## INSTRUCTIONS FOR THE TASK:
Write out all of the data without omission, exactly as shown.

## STORED ROWS:
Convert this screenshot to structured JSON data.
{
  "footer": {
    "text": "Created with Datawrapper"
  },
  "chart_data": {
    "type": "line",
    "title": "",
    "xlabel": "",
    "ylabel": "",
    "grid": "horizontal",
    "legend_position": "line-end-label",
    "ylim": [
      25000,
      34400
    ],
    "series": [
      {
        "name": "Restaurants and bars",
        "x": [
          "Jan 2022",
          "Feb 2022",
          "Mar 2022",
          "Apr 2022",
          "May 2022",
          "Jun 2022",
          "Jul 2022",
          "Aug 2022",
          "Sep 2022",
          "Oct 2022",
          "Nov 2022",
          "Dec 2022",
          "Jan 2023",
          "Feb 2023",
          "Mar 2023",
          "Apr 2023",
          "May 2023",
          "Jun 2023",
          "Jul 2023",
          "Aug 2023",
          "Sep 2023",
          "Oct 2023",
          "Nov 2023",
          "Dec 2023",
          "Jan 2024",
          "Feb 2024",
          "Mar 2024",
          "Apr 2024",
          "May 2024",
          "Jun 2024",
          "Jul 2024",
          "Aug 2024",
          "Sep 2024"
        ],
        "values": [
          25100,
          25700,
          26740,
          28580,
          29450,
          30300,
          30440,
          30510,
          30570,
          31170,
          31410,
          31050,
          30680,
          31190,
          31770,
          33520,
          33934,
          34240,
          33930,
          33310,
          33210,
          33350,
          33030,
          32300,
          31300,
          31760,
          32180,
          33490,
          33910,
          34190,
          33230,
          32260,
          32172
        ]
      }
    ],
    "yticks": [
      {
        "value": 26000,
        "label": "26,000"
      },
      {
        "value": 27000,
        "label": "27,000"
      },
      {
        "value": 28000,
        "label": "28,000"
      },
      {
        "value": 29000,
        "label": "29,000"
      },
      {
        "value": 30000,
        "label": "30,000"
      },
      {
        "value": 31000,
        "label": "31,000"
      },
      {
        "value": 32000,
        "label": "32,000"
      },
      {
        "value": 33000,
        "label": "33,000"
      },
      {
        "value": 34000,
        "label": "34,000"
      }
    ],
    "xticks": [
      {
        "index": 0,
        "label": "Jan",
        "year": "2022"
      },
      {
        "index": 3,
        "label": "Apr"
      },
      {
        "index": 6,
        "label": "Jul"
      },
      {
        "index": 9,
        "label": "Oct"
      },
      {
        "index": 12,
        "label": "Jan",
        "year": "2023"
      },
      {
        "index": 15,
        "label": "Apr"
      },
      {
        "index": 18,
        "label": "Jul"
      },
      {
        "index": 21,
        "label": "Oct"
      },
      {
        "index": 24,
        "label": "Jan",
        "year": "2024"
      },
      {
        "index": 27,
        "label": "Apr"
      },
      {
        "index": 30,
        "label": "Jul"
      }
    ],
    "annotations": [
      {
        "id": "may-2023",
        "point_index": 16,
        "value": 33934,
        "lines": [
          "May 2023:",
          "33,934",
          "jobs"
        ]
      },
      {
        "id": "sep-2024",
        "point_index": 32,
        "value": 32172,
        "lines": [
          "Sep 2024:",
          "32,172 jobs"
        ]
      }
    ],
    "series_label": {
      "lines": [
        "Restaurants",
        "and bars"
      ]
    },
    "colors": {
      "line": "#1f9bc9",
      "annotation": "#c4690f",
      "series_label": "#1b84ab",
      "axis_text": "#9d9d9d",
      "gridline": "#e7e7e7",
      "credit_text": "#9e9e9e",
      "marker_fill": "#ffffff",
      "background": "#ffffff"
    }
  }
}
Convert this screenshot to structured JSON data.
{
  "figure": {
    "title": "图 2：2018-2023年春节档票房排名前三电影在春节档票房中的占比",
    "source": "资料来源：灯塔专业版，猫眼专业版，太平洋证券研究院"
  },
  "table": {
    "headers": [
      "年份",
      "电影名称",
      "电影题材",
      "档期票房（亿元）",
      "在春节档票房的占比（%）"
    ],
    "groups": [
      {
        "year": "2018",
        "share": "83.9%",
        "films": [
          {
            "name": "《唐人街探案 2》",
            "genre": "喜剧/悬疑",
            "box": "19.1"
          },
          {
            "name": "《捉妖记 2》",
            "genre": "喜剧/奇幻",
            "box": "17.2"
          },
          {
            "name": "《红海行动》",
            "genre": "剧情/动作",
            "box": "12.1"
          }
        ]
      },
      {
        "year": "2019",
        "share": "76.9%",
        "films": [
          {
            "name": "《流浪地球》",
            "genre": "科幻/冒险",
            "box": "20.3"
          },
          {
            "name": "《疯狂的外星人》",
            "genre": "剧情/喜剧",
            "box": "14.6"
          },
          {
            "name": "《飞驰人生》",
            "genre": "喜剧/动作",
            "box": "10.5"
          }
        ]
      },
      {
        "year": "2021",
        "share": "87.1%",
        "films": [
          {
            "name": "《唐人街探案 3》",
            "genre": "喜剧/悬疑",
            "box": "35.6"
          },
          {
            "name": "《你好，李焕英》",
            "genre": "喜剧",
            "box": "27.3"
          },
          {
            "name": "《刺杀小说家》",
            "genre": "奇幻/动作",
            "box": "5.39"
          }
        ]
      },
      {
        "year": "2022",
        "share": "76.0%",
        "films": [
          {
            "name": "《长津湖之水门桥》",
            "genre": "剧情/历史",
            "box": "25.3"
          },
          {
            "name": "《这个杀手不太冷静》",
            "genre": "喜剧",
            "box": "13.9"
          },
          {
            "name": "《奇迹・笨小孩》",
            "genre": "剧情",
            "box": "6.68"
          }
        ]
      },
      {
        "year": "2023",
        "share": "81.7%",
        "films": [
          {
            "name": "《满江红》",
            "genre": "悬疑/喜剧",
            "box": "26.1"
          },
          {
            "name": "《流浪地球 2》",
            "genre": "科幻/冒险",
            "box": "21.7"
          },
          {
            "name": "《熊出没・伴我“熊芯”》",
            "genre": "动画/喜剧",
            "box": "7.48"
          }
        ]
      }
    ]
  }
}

## ANSWER:
Convert this screenshot to structured JSON data.
{
  "footer": {
    "text": "Created with Datawrapper"
  },
  "chart_data": {
    "type": "line",
    "title": "",
    "xlabel": "",
    "ylabel": "",
    "grid": "horizontal",
    "legend_position": "line-end-label",
    "ylim": [
      25000,
      34400
    ],
    "series": [
      {
        "name": "Restaurants and bars",
        "x": [
          "Jan 2022",
          "Feb 2022",
          "Mar 2022",
          "Apr 2022",
          "May 2022",
          "Jun 2022",
          "Jul 2022",
          "Aug 2022",
          "Sep 2022",
          "Oct 2022",
          "Nov 2022",
          "Dec 2022",
          "Jan 2023",
          "Feb 2023",
          "Mar 2023",
          "Apr 2023",
          "May 2023",
          "Jun 2023",
          "Jul 2023",
          "Aug 2023",
          "Sep 2023",
          "Oct 2023",
          "Nov 2023",
          "Dec 2023",
          "Jan 2024",
          "Feb 2024",
          "Mar 2024",
          "Apr 2024",
          "May 2024",
          "Jun 2024",
          "Jul 2024",
          "Aug 2024",
          "Sep 2024"
        ],
        "values": [
          25100,
          25700,
          26740,
          28580,
          29450,
          30300,
          30440,
          30510,
          30570,
          31170,
          31410,
          31050,
          30680,
          31190,
          31770,
          33520,
          33934,
          34240,
          33930,
          33310,
          33210,
          33350,
          33030,
          32300,
          31300,
          31760,
          32180,
          33490,
          33910,
          34190,
          33230,
          32260,
          32172
        ]
      }
    ],
    "yticks": [
      {
        "value": 26000,
        "label": "26,000"
      },
      {
        "value": 27000,
        "label": "27,000"
      },
      {
        "value": 28000,
        "label": "28,000"
      },
      {
        "value": 29000,
        "label": "29,000"
      },
      {
        "value": 30000,
        "label": "30,000"
      },
      {
        "value": 31000,
        "label": "31,000"
      },
      {
        "value": 32000,
        "label": "32,000"
      },
      {
        "value": 33000,
        "label": "33,000"
      },
      {
        "value": 34000,
        "label": "34,000"
      }
    ],
    "xticks": [
      {
        "index": 0,
        "label": "Jan",
        "year": "2022"
      },
      {
        "index": 3,
        "label": "Apr"
      },
      {
        "index": 6,
        "label": "Jul"
      },
      {
        "index": 9,
        "label": "Oct"
      },
      {
        "index": 12,
        "label": "Jan",
        "year": "2023"
      },
      {
        "index": 15,
        "label": "Apr"
      },
      {
        "index": 18,
        "label": "Jul"
      },
      {
        "index": 21,
        "label": "Oct"
      },
      {
        "index": 24,
        "label": "Jan",
        "year": "2024"
      },
      {
        "index": 27,
        "label": "Apr"
      },
      {
        "index": 30,
        "label": "Jul"
      }
    ],
    "annotations": [
      {
        "id": "may-2023",
        "point_index": 16,
        "value": 33934,
        "lines": [
          "May 2023:",
          "33,934",
          "jobs"
        ]
      },
      {
        "id": "sep-2024",
        "point_index": 32,
        "value": 32172,
        "lines": [
          "Sep 2024:",
          "32,172 jobs"
        ]
      }
    ],
    "series_label": {
      "lines": [
        "Restaurants",
        "and bars"
      ]
    },
    "colors": {
      "line": "#1f9bc9",
      "annotation": "#c4690f",
      "series_label": "#1b84ab",
      "axis_text": "#9d9d9d",
      "gridline": "#e7e7e7",
      "credit_text": "#9e9e9e",
      "marker_fill": "#ffffff",
      "background": "#ffffff"
    }
  }
}
Convert this screenshot to structured JSON data.
{
  "figure": {
    "title": "图 2：2018-2023年春节档票房排名前三电影在春节档票房中的占比",
    "source": "资料来源：灯塔专业版，猫眼专业版，太平洋证券研究院"
  },
  "table": {
    "headers": [
      "年份",
      "电影名称",
      "电影题材",
      "档期票房（亿元）",
      "在春节档票房的占比（%）"
    ],
    "groups": [
      {
        "year": "2018",
        "share": "83.9%",
        "films": [
          {
            "name": "《唐人街探案 2》",
            "genre": "喜剧/悬疑",
            "box": "19.1"
          },
          {
            "name": "《捉妖记 2》",
            "genre": "喜剧/奇幻",
            "box": "17.2"
          },
          {
            "name": "《红海行动》",
            "genre": "剧情/动作",
            "box": "12.1"
          }
        ]
      },
      {
        "year": "2019",
        "share": "76.9%",
        "films": [
          {
            "name": "《流浪地球》",
            "genre": "科幻/冒险",
            "box": "20.3"
          },
          {
            "name": "《疯狂的外星人》",
            "genre": "剧情/喜剧",
            "box": "14.6"
          },
          {
            "name": "《飞驰人生》",
            "genre": "喜剧/动作",
            "box": "10.5"
          }
        ]
      },
      {
        "year": "2021",
        "share": "87.1%",
        "films": [
          {
            "name": "《唐人街探案 3》",
            "genre": "喜剧/悬疑",
            "box": "35.6"
          },
          {
            "name": "《你好，李焕英》",
            "genre": "喜剧",
            "box": "27.3"
          },
          {
            "name": "《刺杀小说家》",
            "genre": "奇幻/动作",
            "box": "5.39"
          }
        ]
      },
      {
        "year": "2022",
        "share": "76.0%",
        "films": [
          {
            "name": "《长津湖之水门桥》",
            "genre": "剧情/历史",
            "box": "25.3"
          },
          {
            "name": "《这个杀手不太冷静》",
            "genre": "喜剧",
            "box": "13.9"
          },
          {
            "name": "《奇迹・笨小孩》",
            "genre": "剧情",
            "box": "6.68"
          }
        ]
      },
      {
        "year": "2023",
        "share": "81.7%",
        "films": [
          {
            "name": "《满江红》",
            "genre": "悬疑/喜剧",
            "box": "26.1"
          },
          {
            "name": "《流浪地球 2》",
            "genre": "科幻/冒险",
            "box": "21.7"
          },
          {
            "name": "《熊出没・伴我“熊芯”》",
            "genre": "动画/喜剧",
            "box": "7.48"
          }
        ]
      }
    ]
  }
}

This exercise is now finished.